What do the lines say from the one containing "Give me a plain-text" to the end of the records? Restate them word for word, and only those.

begin Data provided

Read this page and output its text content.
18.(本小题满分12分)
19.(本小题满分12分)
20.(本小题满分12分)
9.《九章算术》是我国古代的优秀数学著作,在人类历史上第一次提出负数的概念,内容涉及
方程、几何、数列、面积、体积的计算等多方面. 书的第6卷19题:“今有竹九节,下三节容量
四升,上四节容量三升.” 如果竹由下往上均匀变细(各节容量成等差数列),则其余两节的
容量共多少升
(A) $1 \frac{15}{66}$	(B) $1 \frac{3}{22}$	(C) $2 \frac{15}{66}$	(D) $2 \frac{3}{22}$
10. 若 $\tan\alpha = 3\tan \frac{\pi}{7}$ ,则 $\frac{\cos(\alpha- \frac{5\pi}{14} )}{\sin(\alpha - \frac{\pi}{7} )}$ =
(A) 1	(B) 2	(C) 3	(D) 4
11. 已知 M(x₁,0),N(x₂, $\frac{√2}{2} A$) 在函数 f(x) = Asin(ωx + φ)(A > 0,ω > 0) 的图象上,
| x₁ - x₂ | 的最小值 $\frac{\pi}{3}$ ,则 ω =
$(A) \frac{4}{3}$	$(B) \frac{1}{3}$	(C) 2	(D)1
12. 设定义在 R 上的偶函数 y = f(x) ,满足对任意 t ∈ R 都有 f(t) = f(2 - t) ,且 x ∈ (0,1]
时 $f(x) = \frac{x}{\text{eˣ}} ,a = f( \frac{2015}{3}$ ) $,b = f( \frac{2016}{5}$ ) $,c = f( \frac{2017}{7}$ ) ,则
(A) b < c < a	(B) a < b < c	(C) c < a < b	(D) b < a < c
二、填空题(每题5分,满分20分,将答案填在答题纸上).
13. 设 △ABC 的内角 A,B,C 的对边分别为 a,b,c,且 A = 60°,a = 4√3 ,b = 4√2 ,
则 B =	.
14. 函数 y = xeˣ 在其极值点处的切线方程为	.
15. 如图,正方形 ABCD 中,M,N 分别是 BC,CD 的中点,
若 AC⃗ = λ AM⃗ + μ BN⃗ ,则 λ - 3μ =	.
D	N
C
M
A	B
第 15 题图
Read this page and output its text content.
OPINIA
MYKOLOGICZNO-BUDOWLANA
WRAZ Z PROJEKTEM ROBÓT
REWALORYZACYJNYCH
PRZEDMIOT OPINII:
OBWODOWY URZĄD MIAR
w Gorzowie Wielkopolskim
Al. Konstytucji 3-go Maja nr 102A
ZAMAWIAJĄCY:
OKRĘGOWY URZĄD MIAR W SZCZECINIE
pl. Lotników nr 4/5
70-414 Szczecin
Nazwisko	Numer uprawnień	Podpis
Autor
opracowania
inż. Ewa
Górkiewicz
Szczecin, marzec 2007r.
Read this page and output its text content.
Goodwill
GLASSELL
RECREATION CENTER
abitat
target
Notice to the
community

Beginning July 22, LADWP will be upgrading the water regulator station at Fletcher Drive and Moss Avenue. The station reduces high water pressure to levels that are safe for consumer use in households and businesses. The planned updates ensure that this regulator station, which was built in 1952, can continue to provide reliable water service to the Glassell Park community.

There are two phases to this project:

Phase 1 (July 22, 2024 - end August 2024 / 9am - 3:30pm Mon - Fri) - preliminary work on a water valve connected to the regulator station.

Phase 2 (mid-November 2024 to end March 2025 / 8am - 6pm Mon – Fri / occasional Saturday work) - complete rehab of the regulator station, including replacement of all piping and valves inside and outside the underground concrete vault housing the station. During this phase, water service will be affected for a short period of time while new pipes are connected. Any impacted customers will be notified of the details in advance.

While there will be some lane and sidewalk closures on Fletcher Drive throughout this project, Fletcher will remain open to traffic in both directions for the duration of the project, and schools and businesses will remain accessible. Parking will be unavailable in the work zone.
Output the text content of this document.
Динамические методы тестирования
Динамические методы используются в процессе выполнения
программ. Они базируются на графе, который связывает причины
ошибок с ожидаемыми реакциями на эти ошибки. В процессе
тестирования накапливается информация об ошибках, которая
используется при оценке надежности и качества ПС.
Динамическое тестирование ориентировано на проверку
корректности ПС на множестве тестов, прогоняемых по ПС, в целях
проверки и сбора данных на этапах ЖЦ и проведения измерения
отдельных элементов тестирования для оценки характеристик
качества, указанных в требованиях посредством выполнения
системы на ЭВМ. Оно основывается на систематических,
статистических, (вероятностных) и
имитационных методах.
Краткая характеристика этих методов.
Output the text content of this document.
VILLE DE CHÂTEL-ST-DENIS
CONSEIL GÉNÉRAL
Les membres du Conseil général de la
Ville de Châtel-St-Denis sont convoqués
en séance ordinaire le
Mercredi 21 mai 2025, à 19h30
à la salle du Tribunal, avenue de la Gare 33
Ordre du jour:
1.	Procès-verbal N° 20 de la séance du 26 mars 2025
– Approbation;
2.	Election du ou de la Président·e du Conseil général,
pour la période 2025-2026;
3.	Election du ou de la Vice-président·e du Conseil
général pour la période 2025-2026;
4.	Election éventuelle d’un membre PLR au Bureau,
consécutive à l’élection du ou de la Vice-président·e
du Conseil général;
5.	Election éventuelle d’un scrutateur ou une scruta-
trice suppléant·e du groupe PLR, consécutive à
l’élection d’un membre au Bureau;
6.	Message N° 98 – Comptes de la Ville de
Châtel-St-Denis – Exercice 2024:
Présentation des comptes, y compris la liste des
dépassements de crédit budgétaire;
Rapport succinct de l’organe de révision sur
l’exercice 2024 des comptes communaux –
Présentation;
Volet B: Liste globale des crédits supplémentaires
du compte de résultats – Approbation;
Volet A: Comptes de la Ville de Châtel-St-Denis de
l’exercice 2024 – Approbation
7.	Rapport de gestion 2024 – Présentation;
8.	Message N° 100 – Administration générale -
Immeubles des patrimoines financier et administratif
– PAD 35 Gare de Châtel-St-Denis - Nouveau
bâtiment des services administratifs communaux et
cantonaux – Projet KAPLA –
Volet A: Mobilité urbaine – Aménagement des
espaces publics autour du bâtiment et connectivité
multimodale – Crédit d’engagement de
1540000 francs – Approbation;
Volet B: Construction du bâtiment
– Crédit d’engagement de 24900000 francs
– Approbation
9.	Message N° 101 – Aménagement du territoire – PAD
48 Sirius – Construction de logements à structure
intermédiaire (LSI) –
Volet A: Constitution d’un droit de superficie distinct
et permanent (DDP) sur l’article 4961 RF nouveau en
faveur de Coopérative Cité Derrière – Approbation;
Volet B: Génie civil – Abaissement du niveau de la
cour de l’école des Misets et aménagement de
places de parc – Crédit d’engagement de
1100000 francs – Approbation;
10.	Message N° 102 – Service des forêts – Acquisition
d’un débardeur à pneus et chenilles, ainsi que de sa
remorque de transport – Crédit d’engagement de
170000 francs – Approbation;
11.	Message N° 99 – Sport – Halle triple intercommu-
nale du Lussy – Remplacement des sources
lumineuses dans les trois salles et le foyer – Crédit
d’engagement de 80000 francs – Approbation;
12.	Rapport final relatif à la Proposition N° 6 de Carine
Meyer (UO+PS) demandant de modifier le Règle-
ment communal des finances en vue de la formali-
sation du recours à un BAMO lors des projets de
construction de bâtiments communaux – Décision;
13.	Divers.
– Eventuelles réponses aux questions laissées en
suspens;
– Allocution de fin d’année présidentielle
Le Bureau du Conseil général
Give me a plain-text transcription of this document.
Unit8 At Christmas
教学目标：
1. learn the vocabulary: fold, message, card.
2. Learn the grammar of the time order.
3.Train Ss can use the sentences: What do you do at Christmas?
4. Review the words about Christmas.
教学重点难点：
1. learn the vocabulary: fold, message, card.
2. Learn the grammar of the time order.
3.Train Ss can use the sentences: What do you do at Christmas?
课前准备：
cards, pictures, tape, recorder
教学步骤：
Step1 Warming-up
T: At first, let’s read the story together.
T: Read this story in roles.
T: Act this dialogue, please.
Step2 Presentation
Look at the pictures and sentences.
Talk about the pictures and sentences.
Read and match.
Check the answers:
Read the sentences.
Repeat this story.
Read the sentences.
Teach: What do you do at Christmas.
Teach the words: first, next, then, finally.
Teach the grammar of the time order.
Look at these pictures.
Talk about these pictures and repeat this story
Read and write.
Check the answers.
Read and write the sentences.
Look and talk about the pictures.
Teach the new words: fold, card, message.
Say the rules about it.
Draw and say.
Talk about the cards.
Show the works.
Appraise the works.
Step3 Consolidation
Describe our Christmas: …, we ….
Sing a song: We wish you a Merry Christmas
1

end Data provided

Full solution
Give me a plain-text transcription of this document.
Unit8 At Christmas
教学目标：
1. learn the vocabulary: fold, message, card.
2. Learn the grammar of the time order.
3.Train Ss can use the sentences: What do you do at Christmas?
4. Review the words about Christmas.
教学重点难点：
1. learn the vocabulary: fold, message, card.
2. Learn the grammar of the time order.
3.Train Ss can use the sentences: What do you do at Christmas?
课前准备：
cards, pictures, tape, recorder
教学步骤：
Step1 Warming-up
T: At first, let’s read the story together.
T: Read this story in roles.
T: Act this dialogue, please.
Step2 Presentation
Look at the pictures and sentences.
Talk about the pictures and sentences.
Read and match.
Check the answers:
Read the sentences.
Repeat this story.
Read the sentences.
Teach: What do you do at Christmas.
Teach the words: first, next, then, finally.
Teach the grammar of the time order.
Look at these pictures.
Talk about these pictures and repeat this story
Read and write.
Check the answers.
Read and write the sentences.
Look and talk about the pictures.
Teach the new words: fold, card, message.
Say the rules about it.
Draw and say.
Talk about the cards.
Show the works.
Appraise the works.
Step3 Consolidation
Describe our Christmas: …, we ….
Sing a song: We wish you a Merry Christmas
1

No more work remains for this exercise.